**AIM:** Repeat every entry word for word, skipping the pictures.

**PROVIDED INFORMATION:**
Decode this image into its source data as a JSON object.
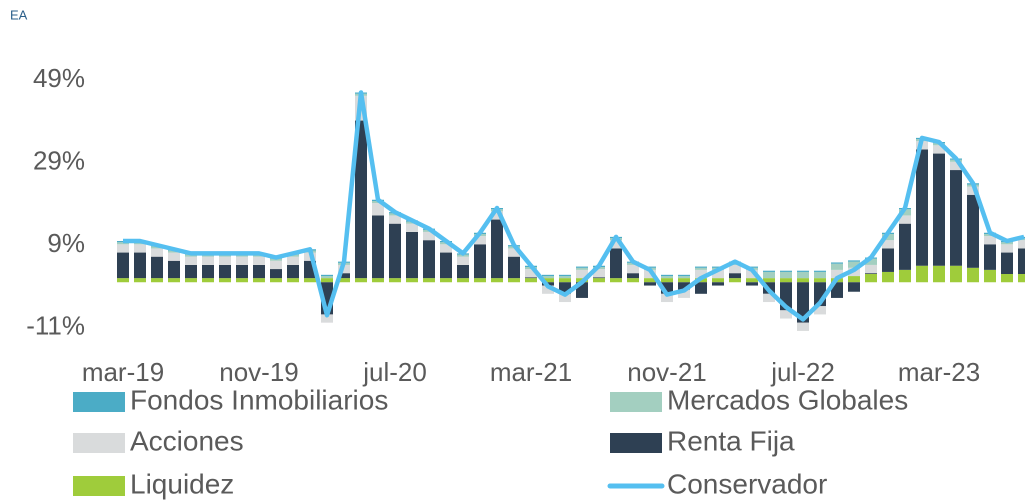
{
  "chart_data": {
    "type": "bar",
    "stacked": true,
    "legend": "bottom",
    "unit_label": "EA",
    "categories": [
      "mar-19",
      null,
      null,
      null,
      null,
      null,
      null,
      null,
      "nov-19",
      null,
      null,
      null,
      null,
      null,
      null,
      null,
      "jul-20",
      null,
      null,
      null,
      null,
      null,
      null,
      null,
      "mar-21",
      null,
      null,
      null,
      null,
      null,
      null,
      null,
      "nov-21",
      null,
      null,
      null,
      null,
      null,
      null,
      null,
      "jul-22",
      null,
      null,
      null,
      null,
      null,
      null,
      null,
      "mar-23",
      null,
      null,
      null,
      null,
      null
    ],
    "ylim": [
      -14,
      50
    ],
    "yticks": [
      {
        "value": -11,
        "label": "-11%"
      },
      {
        "value": 9,
        "label": "9%"
      },
      {
        "value": 29,
        "label": "29%"
      },
      {
        "value": 49,
        "label": "49%"
      }
    ],
    "series": [
      {
        "name": "Fondos Inmobiliarios",
        "color": "#4bacc6",
        "values": [
          0.3,
          0.3,
          0.3,
          0.3,
          0.3,
          0.3,
          0.3,
          0.3,
          0.3,
          0.3,
          0.3,
          0.3,
          0.3,
          0.3,
          0.3,
          0.3,
          0.3,
          0.3,
          0.3,
          0.3,
          0.3,
          0.3,
          0.3,
          0.3,
          0.3,
          0.3,
          0.3,
          0.3,
          0.3,
          0.3,
          0.3,
          0.3,
          0.3,
          0.3,
          0.3,
          0.3,
          0.3,
          0.3,
          0.3,
          0.3,
          0.3,
          0.3,
          0.3,
          0.3,
          0.3,
          0.3,
          0.3,
          0.3,
          0.3,
          0.3,
          0.3,
          0.3,
          0.3,
          0.3
        ]
      },
      {
        "name": "Mercados Globales",
        "color": "#a3cfc0",
        "values": [
          0.5,
          0.5,
          0.5,
          0.5,
          0.5,
          0.5,
          0.5,
          0.5,
          0.5,
          0.5,
          0.5,
          0.5,
          0.5,
          0.5,
          0.5,
          0.5,
          0.5,
          0.5,
          0.5,
          0.5,
          0.5,
          0.5,
          0.5,
          0.5,
          0.5,
          0.5,
          0.5,
          0.5,
          0.5,
          0.5,
          0.5,
          0.5,
          0.5,
          0.5,
          0.5,
          0.5,
          0.5,
          0.5,
          1.5,
          1.5,
          1.5,
          1.5,
          1.5,
          1.5,
          1.5,
          1.5,
          1.5,
          0.5,
          0.5,
          0.5,
          0.5,
          0.5,
          0.5,
          0.5
        ]
      },
      {
        "name": "Acciones",
        "color": "#d9dbdc",
        "values": [
          2,
          2,
          2,
          2,
          2,
          2,
          2,
          2,
          2,
          2,
          2,
          2,
          -2,
          2,
          6,
          3,
          2,
          2,
          2,
          2,
          2,
          2,
          2,
          2,
          2,
          -2,
          -2,
          2,
          2,
          2,
          2,
          2,
          -2,
          -2,
          2,
          2,
          2,
          2,
          -2,
          -2,
          -2,
          -2,
          2,
          2,
          2,
          2,
          2,
          2,
          2,
          2,
          2,
          2,
          2,
          2
        ]
      },
      {
        "name": "Renta Fija",
        "color": "#2e4053",
        "values": [
          6.2,
          6.2,
          5.2,
          4.2,
          3.2,
          3.2,
          3.2,
          3.2,
          3.2,
          2.2,
          3.2,
          4.2,
          -7.8,
          1.2,
          38.2,
          15.2,
          13.2,
          11.2,
          9.2,
          6.2,
          3.2,
          8.2,
          14.2,
          5.2,
          0.2,
          -0.8,
          -2.8,
          -3.8,
          0.2,
          7.2,
          1.2,
          -0.8,
          -2.8,
          -1.8,
          -2.8,
          -0.8,
          1.2,
          -0.8,
          -2.8,
          -6.8,
          -9.8,
          -5.8,
          -3.8,
          -2.3,
          0.2,
          5.7,
          11.2,
          28.2,
          27.2,
          23.2,
          17.7,
          6.2,
          5.2,
          6.2
        ]
      },
      {
        "name": "Liquidez",
        "color": "#9fcc3b",
        "values": [
          1,
          1,
          1,
          1,
          1,
          1,
          1,
          1,
          1,
          1,
          1,
          1,
          1,
          1,
          1,
          1,
          1,
          1,
          1,
          1,
          1,
          1,
          1,
          1,
          1,
          1,
          1,
          1,
          1,
          1,
          1,
          1,
          1,
          1,
          1,
          1,
          1,
          1,
          1,
          1,
          1,
          1,
          1,
          1.5,
          2,
          2.5,
          3,
          4,
          4,
          4,
          3.5,
          3,
          2,
          2
        ]
      },
      {
        "name": "Conservador",
        "type": "line",
        "color": "#55bff0",
        "values": [
          10,
          10,
          9,
          8,
          7,
          7,
          7,
          7,
          7,
          6,
          7,
          8,
          -8,
          5,
          46,
          20,
          17,
          15,
          13,
          10,
          7,
          12,
          18,
          9,
          4,
          -1,
          -3,
          0,
          4,
          11,
          5,
          3,
          -3,
          -2,
          1,
          3,
          5,
          3,
          -2,
          -6,
          -9,
          -5,
          1,
          3,
          6,
          12,
          18,
          35,
          34,
          30,
          24,
          12,
          10,
          11
        ]
      }
    ]
  }
}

**THE SOLUTION:**
Decode this image into its source data as a JSON object.
{
  "chart_data": {
    "type": "bar",
    "stacked": true,
    "legend": "bottom",
    "unit_label": "EA",
    "categories": [
      "mar-19",
      null,
      null,
      null,
      null,
      null,
      null,
      null,
      "nov-19",
      null,
      null,
      null,
      null,
      null,
      null,
      null,
      "jul-20",
      null,
      null,
      null,
      null,
      null,
      null,
      null,
      "mar-21",
      null,
      null,
      null,
      null,
      null,
      null,
      null,
      "nov-21",
      null,
      null,
      null,
      null,
      null,
      null,
      null,
      "jul-22",
      null,
      null,
      null,
      null,
      null,
      null,
      null,
      "mar-23",
      null,
      null,
      null,
      null,
      null
    ],
    "ylim": [
      -14,
      50
    ],
    "yticks": [
      {
        "value": -11,
        "label": "-11%"
      },
      {
        "value": 9,
        "label": "9%"
      },
      {
        "value": 29,
        "label": "29%"
      },
      {
        "value": 49,
        "label": "49%"
      }
    ],
    "series": [
      {
        "name": "Fondos Inmobiliarios",
        "color": "#4bacc6",
        "values": [
          0.3,
          0.3,
          0.3,
          0.3,
          0.3,
          0.3,
          0.3,
          0.3,
          0.3,
          0.3,
          0.3,
          0.3,
          0.3,
          0.3,
          0.3,
          0.3,
          0.3,
          0.3,
          0.3,
          0.3,
          0.3,
          0.3,
          0.3,
          0.3,
          0.3,
          0.3,
          0.3,
          0.3,
          0.3,
          0.3,
          0.3,
          0.3,
          0.3,
          0.3,
          0.3,
          0.3,
          0.3,
          0.3,
          0.3,
          0.3,
          0.3,
          0.3,
          0.3,
          0.3,
          0.3,
          0.3,
          0.3,
          0.3,
          0.3,
          0.3,
          0.3,
          0.3,
          0.3,
          0.3
        ]
      },
      {
        "name": "Mercados Globales",
        "color": "#a3cfc0",
        "values": [
          0.5,
          0.5,
          0.5,
          0.5,
          0.5,
          0.5,
          0.5,
          0.5,
          0.5,
          0.5,
          0.5,
          0.5,
          0.5,
          0.5,
          0.5,
          0.5,
          0.5,
          0.5,
          0.5,
          0.5,
          0.5,
          0.5,
          0.5,
          0.5,
          0.5,
          0.5,
          0.5,
          0.5,
          0.5,
          0.5,
          0.5,
          0.5,
          0.5,
          0.5,
          0.5,
          0.5,
          0.5,
          0.5,
          1.5,
          1.5,
          1.5,
          1.5,
          1.5,
          1.5,
          1.5,
          1.5,
          1.5,
          0.5,
          0.5,
          0.5,
          0.5,
          0.5,
          0.5,
          0.5
        ]
      },
      {
        "name": "Acciones",
        "color": "#d9dbdc",
        "values": [
          2,
          2,
          2,
          2,
          2,
          2,
          2,
          2,
          2,
          2,
          2,
          2,
          -2,
          2,
          6,
          3,
          2,
          2,
          2,
          2,
          2,
          2,
          2,
          2,
          2,
          -2,
          -2,
          2,
          2,
          2,
          2,
          2,
          -2,
          -2,
          2,
          2,
          2,
          2,
          -2,
          -2,
          -2,
          -2,
          2,
          2,
          2,
          2,
          2,
          2,
          2,
          2,
          2,
          2,
          2,
          2
        ]
      },
      {
        "name": "Renta Fija",
        "color": "#2e4053",
        "values": [
          6.2,
          6.2,
          5.2,
          4.2,
          3.2,
          3.2,
          3.2,
          3.2,
          3.2,
          2.2,
          3.2,
          4.2,
          -7.8,
          1.2,
          38.2,
          15.2,
          13.2,
          11.2,
          9.2,
          6.2,
          3.2,
          8.2,
          14.2,
          5.2,
          0.2,
          -0.8,
          -2.8,
          -3.8,
          0.2,
          7.2,
          1.2,
          -0.8,
          -2.8,
          -1.8,
          -2.8,
          -0.8,
          1.2,
          -0.8,
          -2.8,
          -6.8,
          -9.8,
          -5.8,
          -3.8,
          -2.3,
          0.2,
          5.7,
          11.2,
          28.2,
          27.2,
          23.2,
          17.7,
          6.2,
          5.2,
          6.2
        ]
      },
      {
        "name": "Liquidez",
        "color": "#9fcc3b",
        "values": [
          1,
          1,
          1,
          1,
          1,
          1,
          1,
          1,
          1,
          1,
          1,
          1,
          1,
          1,
          1,
          1,
          1,
          1,
          1,
          1,
          1,
          1,
          1,
          1,
          1,
          1,
          1,
          1,
          1,
          1,
          1,
          1,
          1,
          1,
          1,
          1,
          1,
          1,
          1,
          1,
          1,
          1,
          1,
          1.5,
          2,
          2.5,
          3,
          4,
          4,
          4,
          3.5,
          3,
          2,
          2
        ]
      },
      {
        "name": "Conservador",
        "type": "line",
        "color": "#55bff0",
        "values": [
          10,
          10,
          9,
          8,
          7,
          7,
          7,
          7,
          7,
          6,
          7,
          8,
          -8,
          5,
          46,
          20,
          17,
          15,
          13,
          10,
          7,
          12,
          18,
          9,
          4,
          -1,
          -3,
          0,
          4,
          11,
          5,
          3,
          -3,
          -2,
          1,
          3,
          5,
          3,
          -2,
          -6,
          -9,
          -5,
          1,
          3,
          6,
          12,
          18,
          35,
          34,
          30,
          24,
          12,
          10,
          11
        ]
      }
    ]
  }
}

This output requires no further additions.